─── Task inputs

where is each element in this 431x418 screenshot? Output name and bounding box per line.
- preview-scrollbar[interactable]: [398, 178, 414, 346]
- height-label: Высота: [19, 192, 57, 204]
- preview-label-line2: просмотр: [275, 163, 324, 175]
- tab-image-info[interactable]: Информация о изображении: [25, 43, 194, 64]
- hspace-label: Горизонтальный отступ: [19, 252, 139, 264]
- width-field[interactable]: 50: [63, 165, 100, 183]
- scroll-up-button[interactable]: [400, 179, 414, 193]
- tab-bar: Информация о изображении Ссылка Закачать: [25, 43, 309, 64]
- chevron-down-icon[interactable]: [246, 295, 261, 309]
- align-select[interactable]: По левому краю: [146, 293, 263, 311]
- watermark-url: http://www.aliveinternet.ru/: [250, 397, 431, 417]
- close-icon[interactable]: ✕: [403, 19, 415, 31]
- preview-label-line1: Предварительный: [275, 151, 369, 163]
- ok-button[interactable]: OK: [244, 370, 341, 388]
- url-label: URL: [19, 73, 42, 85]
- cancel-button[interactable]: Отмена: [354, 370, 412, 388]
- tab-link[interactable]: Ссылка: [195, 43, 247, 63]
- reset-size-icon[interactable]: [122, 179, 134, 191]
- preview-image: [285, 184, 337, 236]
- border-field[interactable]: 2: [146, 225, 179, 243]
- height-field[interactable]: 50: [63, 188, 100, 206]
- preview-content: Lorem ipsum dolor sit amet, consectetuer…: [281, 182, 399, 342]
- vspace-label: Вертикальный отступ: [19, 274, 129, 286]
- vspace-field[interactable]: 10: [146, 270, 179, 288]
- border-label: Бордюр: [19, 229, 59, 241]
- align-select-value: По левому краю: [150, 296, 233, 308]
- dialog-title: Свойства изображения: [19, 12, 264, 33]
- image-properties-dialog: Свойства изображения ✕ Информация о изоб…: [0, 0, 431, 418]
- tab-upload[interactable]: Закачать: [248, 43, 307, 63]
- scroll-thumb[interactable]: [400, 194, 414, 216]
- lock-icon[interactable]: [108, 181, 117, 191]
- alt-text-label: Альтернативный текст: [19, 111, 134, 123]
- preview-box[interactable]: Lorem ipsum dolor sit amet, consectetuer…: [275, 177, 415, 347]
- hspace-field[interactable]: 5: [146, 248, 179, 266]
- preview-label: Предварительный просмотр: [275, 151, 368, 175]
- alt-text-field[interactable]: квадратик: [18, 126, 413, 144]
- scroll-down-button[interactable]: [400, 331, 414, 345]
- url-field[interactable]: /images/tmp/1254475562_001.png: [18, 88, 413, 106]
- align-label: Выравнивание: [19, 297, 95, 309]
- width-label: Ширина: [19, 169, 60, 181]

──────

**Work to be completed:** Can you copy the whole listing above word for word, every line of it?

**The answer:**
where is each element in this 431x418 screenshot? Output name and bounding box per line.
- preview-scrollbar[interactable]: [398, 178, 414, 346]
- height-label: Высота: [19, 192, 57, 204]
- preview-label-line2: просмотр: [275, 163, 324, 175]
- tab-image-info[interactable]: Информация о изображении: [25, 43, 194, 64]
- hspace-label: Горизонтальный отступ: [19, 252, 139, 264]
- width-field[interactable]: 50: [63, 165, 100, 183]
- scroll-up-button[interactable]: [400, 179, 414, 193]
- tab-bar: Информация о изображении Ссылка Закачать: [25, 43, 309, 64]
- chevron-down-icon[interactable]: [246, 295, 261, 309]
- align-select[interactable]: По левому краю: [146, 293, 263, 311]
- watermark-url: http://www.aliveinternet.ru/: [250, 397, 431, 417]
- close-icon[interactable]: ✕: [403, 19, 415, 31]
- preview-label-line1: Предварительный: [275, 151, 369, 163]
- ok-button[interactable]: OK: [244, 370, 341, 388]
- url-label: URL: [19, 73, 42, 85]
- cancel-button[interactable]: Отмена: [354, 370, 412, 388]
- tab-link[interactable]: Ссылка: [195, 43, 247, 63]
- reset-size-icon[interactable]: [122, 179, 134, 191]
- preview-image: [285, 184, 337, 236]
- border-field[interactable]: 2: [146, 225, 179, 243]
- height-field[interactable]: 50: [63, 188, 100, 206]
- preview-content: Lorem ipsum dolor sit amet, consectetuer…: [281, 182, 399, 342]
- vspace-label: Вертикальный отступ: [19, 274, 129, 286]
- vspace-field[interactable]: 10: [146, 270, 179, 288]
- border-label: Бордюр: [19, 229, 59, 241]
- align-select-value: По левому краю: [150, 296, 233, 308]
- dialog-title: Свойства изображения: [19, 12, 264, 33]
- image-properties-dialog: Свойства изображения ✕ Информация о изоб…: [0, 0, 431, 418]
- tab-upload[interactable]: Закачать: [248, 43, 307, 63]
- scroll-thumb[interactable]: [400, 194, 414, 216]
- lock-icon[interactable]: [108, 181, 117, 191]
- alt-text-label: Альтернативный текст: [19, 111, 134, 123]
- preview-box[interactable]: Lorem ipsum dolor sit amet, consectetuer…: [275, 177, 415, 347]
- hspace-field[interactable]: 5: [146, 248, 179, 266]
- preview-label: Предварительный просмотр: [275, 151, 368, 175]
- alt-text-field[interactable]: квадратик: [18, 126, 413, 144]
- scroll-down-button[interactable]: [400, 331, 414, 345]
- url-field[interactable]: /images/tmp/1254475562_001.png: [18, 88, 413, 106]
- align-label: Выравнивание: [19, 297, 95, 309]
- width-label: Ширина: [19, 169, 60, 181]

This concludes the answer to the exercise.